Your objective
Copy every line from the data below in which the string "JSON" can be found.

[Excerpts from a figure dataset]
____________
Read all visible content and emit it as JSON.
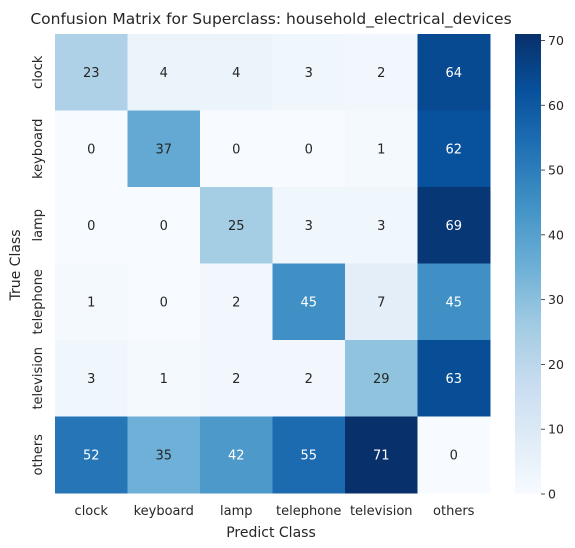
{
  "chart_data": {
    "type": "heatmap",
    "title": "Confusion Matrix for Superclass: household_electrical_devices",
    "xlabel": "Predict Class",
    "ylabel": "True Class",
    "x_categories": [
      "clock",
      "keyboard",
      "lamp",
      "telephone",
      "television",
      "others"
    ],
    "y_categories": [
      "clock",
      "keyboard",
      "lamp",
      "telephone",
      "television",
      "others"
    ],
    "values": [
      [
        23,
        4,
        4,
        3,
        2,
        64
      ],
      [
        0,
        37,
        0,
        0,
        1,
        62
      ],
      [
        0,
        0,
        25,
        3,
        3,
        69
      ],
      [
        1,
        0,
        2,
        45,
        7,
        45
      ],
      [
        3,
        1,
        2,
        2,
        29,
        63
      ],
      [
        52,
        35,
        42,
        55,
        71,
        0
      ]
    ],
    "colorbar": {
      "colormap": "Blues",
      "range": [
        0,
        71
      ],
      "ticks": [
        0,
        10,
        20,
        30,
        40,
        50,
        60,
        70
      ]
    },
    "annotations": "cell counts shown",
    "grid": false
  }
}
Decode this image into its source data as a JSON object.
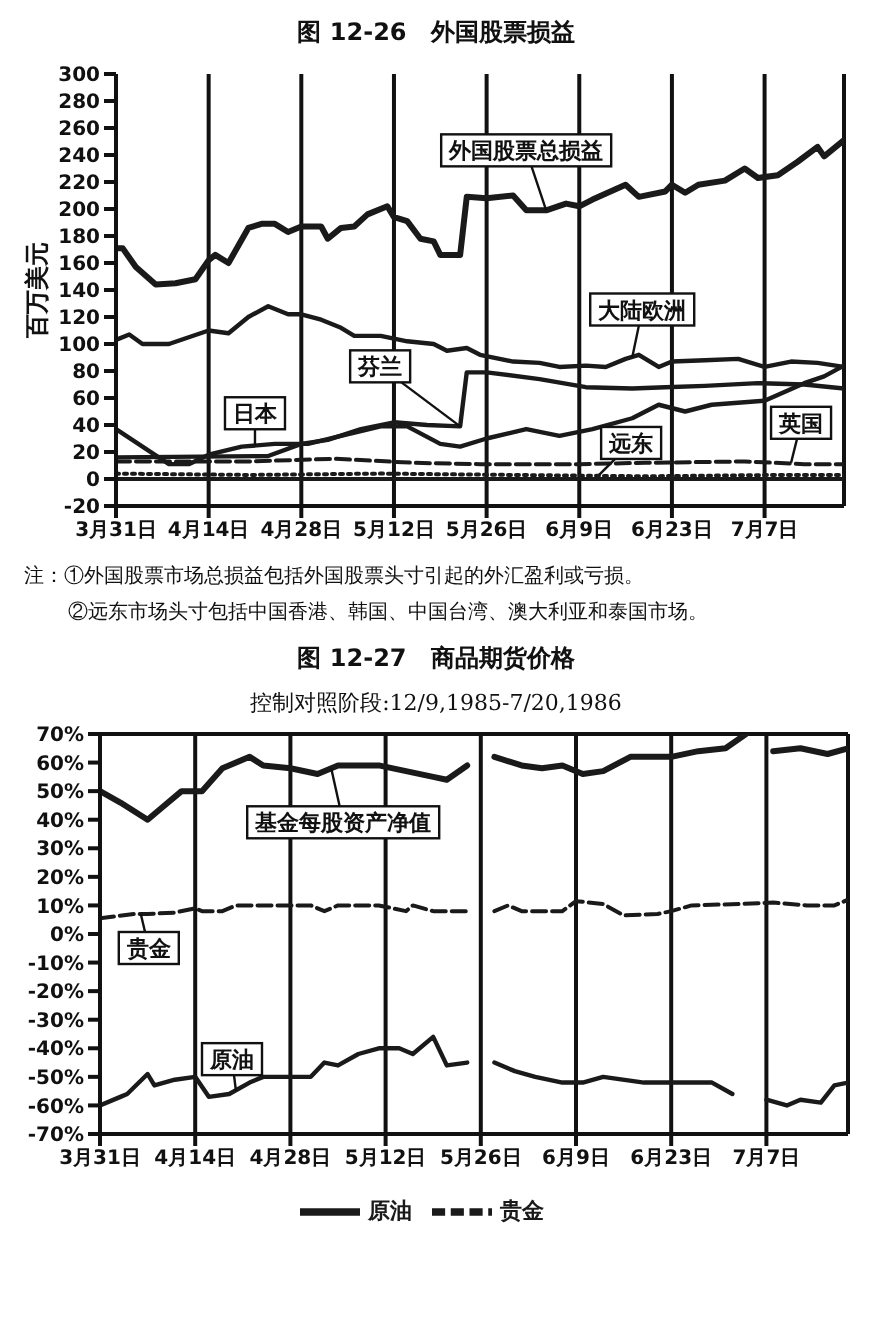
{
  "chart_data": [
    {
      "type": "line",
      "title": "图 12-26　外国股票损益",
      "ylabel": "百万美元",
      "xlim": [
        "--03-31",
        "--07-19"
      ],
      "xticks": [
        {
          "value": "--03-31",
          "label": "3月31日"
        },
        {
          "value": "--04-14",
          "label": "4月14日"
        },
        {
          "value": "--04-28",
          "label": "4月28日"
        },
        {
          "value": "--05-12",
          "label": "5月12日"
        },
        {
          "value": "--05-26",
          "label": "5月26日"
        },
        {
          "value": "--06-09",
          "label": "6月9日"
        },
        {
          "value": "--06-23",
          "label": "6月23日"
        },
        {
          "value": "--07-07",
          "label": "7月7日"
        }
      ],
      "ylim": [
        -20,
        300
      ],
      "yticks": [
        -20,
        0,
        20,
        40,
        60,
        80,
        100,
        120,
        140,
        160,
        180,
        200,
        220,
        240,
        260,
        280,
        300
      ],
      "grid": "x",
      "marker": "none",
      "ref_lines": [
        {
          "axis": "y",
          "value": 0,
          "color": "#1a1a1a"
        }
      ],
      "series": [
        {
          "color": "#1a1a1a",
          "x": [
            "--03-31",
            "--04-01",
            "--04-03",
            "--04-06",
            "--04-09",
            "--04-12",
            "--04-14",
            "--04-15",
            "--04-17",
            "--04-20",
            "--04-22",
            "--04-24",
            "--04-26",
            "--04-28",
            "--05-01",
            "--05-02",
            "--05-04",
            "--05-06",
            "--05-08",
            "--05-11",
            "--05-12",
            "--05-14",
            "--05-16",
            "--05-18",
            "--05-19",
            "--05-22",
            "--05-23",
            "--05-26",
            "--05-30",
            "--06-01",
            "--06-04",
            "--06-07",
            "--06-09",
            "--06-11",
            "--06-16",
            "--06-18",
            "--06-22",
            "--06-23",
            "--06-25",
            "--06-27",
            "--07-01",
            "--07-04",
            "--07-06",
            "--07-09",
            "--07-12",
            "--07-15",
            "--07-16",
            "--07-19"
          ],
          "values": [
            171,
            171,
            157,
            144,
            145,
            148,
            162,
            166,
            160,
            186,
            189,
            189,
            183,
            187,
            187,
            178,
            186,
            187,
            196,
            202,
            194,
            191,
            178,
            176,
            166,
            166,
            209,
            208,
            210,
            199,
            199,
            204,
            202,
            207,
            218,
            209,
            213,
            218,
            212,
            218,
            221,
            230,
            223,
            225,
            235,
            246,
            239,
            251
          ]
        },
        {
          "color": "#1a1a1a",
          "x": [
            "--03-31",
            "--04-02",
            "--04-04",
            "--04-08",
            "--04-11",
            "--04-14",
            "--04-17",
            "--04-20",
            "--04-23",
            "--04-26",
            "--04-28",
            "--05-01",
            "--05-04",
            "--05-06",
            "--05-10",
            "--05-14",
            "--05-18",
            "--05-20",
            "--05-23",
            "--05-25",
            "--05-30",
            "--06-03",
            "--06-06",
            "--06-10",
            "--06-13",
            "--06-16",
            "--06-18",
            "--06-21",
            "--06-23",
            "--06-28",
            "--07-03",
            "--07-07",
            "--07-11",
            "--07-15",
            "--07-19"
          ],
          "values": [
            103,
            107,
            100,
            100,
            105,
            110,
            108,
            120,
            128,
            122,
            122,
            118,
            112,
            106,
            106,
            102,
            100,
            95,
            97,
            92,
            87,
            86,
            83,
            84,
            83,
            89,
            92,
            83,
            87,
            88,
            89,
            83,
            87,
            86,
            83
          ]
        },
        {
          "color": "#1a1a1a",
          "x": [
            "--03-31",
            "--04-23",
            "--04-28",
            "--05-02",
            "--05-07",
            "--05-12",
            "--05-17",
            "--05-22",
            "--05-23",
            "--05-26",
            "--06-03",
            "--06-10",
            "--06-17",
            "--06-22",
            "--06-28",
            "--07-06",
            "--07-13",
            "--07-19"
          ],
          "values": [
            16,
            17,
            26,
            29,
            37,
            42,
            40,
            39,
            79,
            79,
            74,
            68,
            67,
            68,
            69,
            71,
            70,
            67
          ]
        },
        {
          "color": "#1a1a1a",
          "x": [
            "--03-31",
            "--04-08",
            "--04-11",
            "--04-14",
            "--04-19",
            "--04-24",
            "--04-29",
            "--05-04",
            "--05-10",
            "--05-14",
            "--05-19",
            "--05-22",
            "--05-26",
            "--06-01",
            "--06-06",
            "--06-11",
            "--06-17",
            "--06-21",
            "--06-25",
            "--06-29",
            "--07-07",
            "--07-13",
            "--07-16",
            "--07-19"
          ],
          "values": [
            37,
            11,
            11,
            18,
            24,
            26,
            26,
            32,
            39,
            39,
            26,
            24,
            30,
            37,
            32,
            37,
            45,
            55,
            50,
            55,
            58,
            71,
            76,
            84
          ]
        },
        {
          "color": "#1a1a1a",
          "line_style": "dotted",
          "x": [
            "--03-31",
            "--04-20",
            "--05-10",
            "--05-30",
            "--06-19",
            "--07-09",
            "--07-19"
          ],
          "values": [
            4,
            3,
            4,
            3,
            2,
            3,
            3
          ]
        },
        {
          "color": "#1a1a1a",
          "line_style": "dashed",
          "x": [
            "--03-31",
            "--04-20",
            "--05-03",
            "--05-15",
            "--05-25",
            "--06-09",
            "--06-19",
            "--07-04",
            "--07-13",
            "--07-19"
          ],
          "values": [
            13,
            13,
            15,
            12,
            11,
            11,
            12,
            13,
            11,
            11
          ]
        }
      ],
      "annotations": [
        {
          "text": "外国股票总损益",
          "x": "--06-04",
          "y": 199
        },
        {
          "text": "大陆欧洲",
          "x": "--06-17",
          "y": 90
        },
        {
          "text": "芬兰",
          "x": "--05-22",
          "y": 39
        },
        {
          "text": "日本",
          "x": "--04-21",
          "y": 25
        },
        {
          "text": "远东",
          "x": "--06-12",
          "y": 3
        },
        {
          "text": "英国",
          "x": "--07-11",
          "y": 12
        },
        "注：①外国股票市场总损益包括外国股票头寸引起的外汇盈利或亏损。",
        "②远东市场头寸包括中国香港、韩国、中国台湾、澳大利亚和泰国市场。"
      ]
    },
    {
      "type": "line",
      "title": "图 12-27　商品期货价格",
      "subtitle": "控制对照阶段:12/9,1985-7/20,1986",
      "xlim": [
        "--03-31",
        "--07-19"
      ],
      "xticks": [
        {
          "value": "--03-31",
          "label": "3月31日"
        },
        {
          "value": "--04-14",
          "label": "4月14日"
        },
        {
          "value": "--04-28",
          "label": "4月28日"
        },
        {
          "value": "--05-12",
          "label": "5月12日"
        },
        {
          "value": "--05-26",
          "label": "5月26日"
        },
        {
          "value": "--06-09",
          "label": "6月9日"
        },
        {
          "value": "--06-23",
          "label": "6月23日"
        },
        {
          "value": "--07-07",
          "label": "7月7日"
        }
      ],
      "ylim": [
        -70,
        70
      ],
      "yticks": [
        {
          "value": -70,
          "label": "-70%"
        },
        {
          "value": -60,
          "label": "-60%"
        },
        {
          "value": -50,
          "label": "-50%"
        },
        {
          "value": -40,
          "label": "-40%"
        },
        {
          "value": -30,
          "label": "-30%"
        },
        {
          "value": -20,
          "label": "-20%"
        },
        {
          "value": -10,
          "label": "-10%"
        },
        {
          "value": 0,
          "label": "0%"
        },
        {
          "value": 10,
          "label": "10%"
        },
        {
          "value": 20,
          "label": "20%"
        },
        {
          "value": 30,
          "label": "30%"
        },
        {
          "value": 40,
          "label": "40%"
        },
        {
          "value": 50,
          "label": "50%"
        },
        {
          "value": 60,
          "label": "60%"
        },
        {
          "value": 70,
          "label": "70%"
        }
      ],
      "grid": true,
      "legend": "bottom",
      "marker": "none",
      "series": [
        {
          "color": "#1a1a1a",
          "x": [
            "--03-31",
            "--04-03",
            "--04-07",
            "--04-09",
            "--04-12",
            "--04-15",
            "--04-18",
            "--04-22",
            "--04-24",
            "--04-28",
            "--05-02",
            "--05-05",
            "--05-11",
            "--05-15",
            "--05-19",
            "--05-21",
            "--05-24",
            "--05-26",
            "--05-28",
            "--06-01",
            "--06-04",
            "--06-07",
            "--06-10",
            "--06-13",
            "--06-17",
            "--06-23",
            "--06-27",
            "--07-01",
            "--07-04",
            "--07-06",
            "--07-08",
            "--07-12",
            "--07-16",
            "--07-19"
          ],
          "values": [
            50,
            46,
            40,
            44,
            50,
            50,
            58,
            62,
            59,
            58,
            56,
            59,
            59,
            57,
            55,
            54,
            59,
            null,
            62,
            59,
            58,
            59,
            56,
            57,
            62,
            62,
            64,
            65,
            70,
            null,
            64,
            65,
            63,
            65
          ]
        },
        {
          "name": "原油",
          "color": "#1a1a1a",
          "x": [
            "--03-31",
            "--04-03",
            "--04-04",
            "--04-07",
            "--04-08",
            "--04-11",
            "--04-14",
            "--04-16",
            "--04-19",
            "--04-22",
            "--04-24",
            "--04-28",
            "--05-01",
            "--05-03",
            "--05-05",
            "--05-08",
            "--05-11",
            "--05-14",
            "--05-16",
            "--05-19",
            "--05-21",
            "--05-24",
            "--05-26",
            "--05-28",
            "--05-31",
            "--06-03",
            "--06-07",
            "--06-10",
            "--06-13",
            "--06-19",
            "--06-23",
            "--06-29",
            "--07-02",
            "--07-04",
            "--07-07",
            "--07-10",
            "--07-12",
            "--07-15",
            "--07-17",
            "--07-19"
          ],
          "values": [
            -60,
            -57,
            -56,
            -49,
            -53,
            -51,
            -50,
            -57,
            -56,
            -52,
            -50,
            -50,
            -50,
            -45,
            -46,
            -42,
            -40,
            -40,
            -42,
            -36,
            -46,
            -45,
            null,
            -45,
            -48,
            -50,
            -52,
            -52,
            -50,
            -52,
            -52,
            -52,
            -56,
            null,
            -58,
            -60,
            -58,
            -59,
            -53,
            -52
          ]
        },
        {
          "name": "贵金",
          "color": "#1a1a1a",
          "line_style": "dashed",
          "x": [
            "--03-31",
            "--04-05",
            "--04-07",
            "--04-11",
            "--04-14",
            "--04-15",
            "--04-18",
            "--04-20",
            "--04-25",
            "--05-01",
            "--05-03",
            "--05-05",
            "--05-11",
            "--05-15",
            "--05-16",
            "--05-19",
            "--05-24",
            "--05-26",
            "--05-28",
            "--05-30",
            "--06-01",
            "--06-07",
            "--06-09",
            "--06-13",
            "--06-16",
            "--06-21",
            "--06-23",
            "--06-26",
            "--07-03",
            "--07-08",
            "--07-13",
            "--07-17",
            "--07-19"
          ],
          "values": [
            5.5,
            7,
            7,
            7.5,
            9,
            8,
            8,
            10,
            10,
            10,
            8,
            10,
            10,
            8,
            10,
            8,
            8,
            null,
            8,
            10,
            8,
            8,
            11.5,
            10.5,
            6.5,
            7,
            8,
            10,
            10.5,
            11,
            10,
            10,
            12
          ]
        }
      ],
      "annotations": [
        {
          "text": "基金每股资产净值",
          "x": "--05-04",
          "y": 58
        },
        {
          "text": "贵金",
          "x": "--04-06",
          "y": 7
        },
        {
          "text": "原油",
          "x": "--04-20",
          "y": -55
        }
      ]
    }
  ]
}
____________
Response for this exercise
Read all visible content and emit it as JSON.
Decode this image into its source data as a JSON object.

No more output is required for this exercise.